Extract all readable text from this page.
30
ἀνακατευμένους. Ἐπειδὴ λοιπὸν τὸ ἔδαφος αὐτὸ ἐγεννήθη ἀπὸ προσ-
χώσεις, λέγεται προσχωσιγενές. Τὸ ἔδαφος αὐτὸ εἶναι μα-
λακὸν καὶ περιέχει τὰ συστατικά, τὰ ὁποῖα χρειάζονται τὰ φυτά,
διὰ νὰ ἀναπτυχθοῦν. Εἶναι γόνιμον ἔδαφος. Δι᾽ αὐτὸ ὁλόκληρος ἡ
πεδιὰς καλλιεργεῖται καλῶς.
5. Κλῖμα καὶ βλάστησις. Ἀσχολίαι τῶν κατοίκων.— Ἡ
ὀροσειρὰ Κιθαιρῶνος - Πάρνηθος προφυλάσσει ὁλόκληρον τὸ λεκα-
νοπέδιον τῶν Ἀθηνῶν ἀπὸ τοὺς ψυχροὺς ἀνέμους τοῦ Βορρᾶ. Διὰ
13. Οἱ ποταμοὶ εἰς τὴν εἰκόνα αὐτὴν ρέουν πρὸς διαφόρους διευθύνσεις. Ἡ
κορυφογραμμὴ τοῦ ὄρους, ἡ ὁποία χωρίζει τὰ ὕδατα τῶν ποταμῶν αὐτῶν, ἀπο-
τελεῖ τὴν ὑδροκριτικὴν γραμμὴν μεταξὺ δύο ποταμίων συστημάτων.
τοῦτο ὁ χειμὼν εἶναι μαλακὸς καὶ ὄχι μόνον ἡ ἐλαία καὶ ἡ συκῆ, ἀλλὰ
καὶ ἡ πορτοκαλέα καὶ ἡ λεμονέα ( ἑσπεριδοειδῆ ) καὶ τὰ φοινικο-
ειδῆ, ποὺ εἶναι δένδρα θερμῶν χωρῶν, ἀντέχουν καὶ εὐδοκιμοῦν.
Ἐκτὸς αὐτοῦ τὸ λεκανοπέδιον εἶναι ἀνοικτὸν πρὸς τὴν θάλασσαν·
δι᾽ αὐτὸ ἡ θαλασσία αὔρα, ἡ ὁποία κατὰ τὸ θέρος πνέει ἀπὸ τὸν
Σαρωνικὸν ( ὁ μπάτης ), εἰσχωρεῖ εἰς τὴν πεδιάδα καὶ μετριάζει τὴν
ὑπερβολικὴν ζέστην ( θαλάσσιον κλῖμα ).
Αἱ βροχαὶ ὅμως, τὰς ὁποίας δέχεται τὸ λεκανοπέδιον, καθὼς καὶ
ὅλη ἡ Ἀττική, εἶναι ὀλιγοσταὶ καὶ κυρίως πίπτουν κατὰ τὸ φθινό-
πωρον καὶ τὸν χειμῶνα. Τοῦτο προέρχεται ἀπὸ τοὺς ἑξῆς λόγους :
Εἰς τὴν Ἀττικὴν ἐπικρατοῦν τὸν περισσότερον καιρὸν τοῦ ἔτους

### What is being asked
Write out the listing once more, matching it exactly.

### Written response
Extract all readable text from this page.
30
ἀνακατευμένους. Ἐπειδὴ λοιπὸν τὸ ἔδαφος αὐτὸ ἐγεννήθη ἀπὸ προσ-
χώσεις, λέγεται προσχωσιγενές. Τὸ ἔδαφος αὐτὸ εἶναι μα-
λακὸν καὶ περιέχει τὰ συστατικά, τὰ ὁποῖα χρειάζονται τὰ φυτά,
διὰ νὰ ἀναπτυχθοῦν. Εἶναι γόνιμον ἔδαφος. Δι᾽ αὐτὸ ὁλόκληρος ἡ
πεδιὰς καλλιεργεῖται καλῶς.
5. Κλῖμα καὶ βλάστησις. Ἀσχολίαι τῶν κατοίκων.— Ἡ
ὀροσειρὰ Κιθαιρῶνος - Πάρνηθος προφυλάσσει ὁλόκληρον τὸ λεκα-
νοπέδιον τῶν Ἀθηνῶν ἀπὸ τοὺς ψυχροὺς ἀνέμους τοῦ Βορρᾶ. Διὰ
13. Οἱ ποταμοὶ εἰς τὴν εἰκόνα αὐτὴν ρέουν πρὸς διαφόρους διευθύνσεις. Ἡ
κορυφογραμμὴ τοῦ ὄρους, ἡ ὁποία χωρίζει τὰ ὕδατα τῶν ποταμῶν αὐτῶν, ἀπο-
τελεῖ τὴν ὑδροκριτικὴν γραμμὴν μεταξὺ δύο ποταμίων συστημάτων.
τοῦτο ὁ χειμὼν εἶναι μαλακὸς καὶ ὄχι μόνον ἡ ἐλαία καὶ ἡ συκῆ, ἀλλὰ
καὶ ἡ πορτοκαλέα καὶ ἡ λεμονέα ( ἑσπεριδοειδῆ ) καὶ τὰ φοινικο-
ειδῆ, ποὺ εἶναι δένδρα θερμῶν χωρῶν, ἀντέχουν καὶ εὐδοκιμοῦν.
Ἐκτὸς αὐτοῦ τὸ λεκανοπέδιον εἶναι ἀνοικτὸν πρὸς τὴν θάλασσαν·
δι᾽ αὐτὸ ἡ θαλασσία αὔρα, ἡ ὁποία κατὰ τὸ θέρος πνέει ἀπὸ τὸν
Σαρωνικὸν ( ὁ μπάτης ), εἰσχωρεῖ εἰς τὴν πεδιάδα καὶ μετριάζει τὴν
ὑπερβολικὴν ζέστην ( θαλάσσιον κλῖμα ).
Αἱ βροχαὶ ὅμως, τὰς ὁποίας δέχεται τὸ λεκανοπέδιον, καθὼς καὶ
ὅλη ἡ Ἀττική, εἶναι ὀλιγοσταὶ καὶ κυρίως πίπτουν κατὰ τὸ φθινό-
πωρον καὶ τὸν χειμῶνα. Τοῦτο προέρχεται ἀπὸ τοὺς ἑξῆς λόγους :
Εἰς τὴν Ἀττικὴν ἐπικρατοῦν τὸν περισσότερον καιρὸν τοῦ ἔτους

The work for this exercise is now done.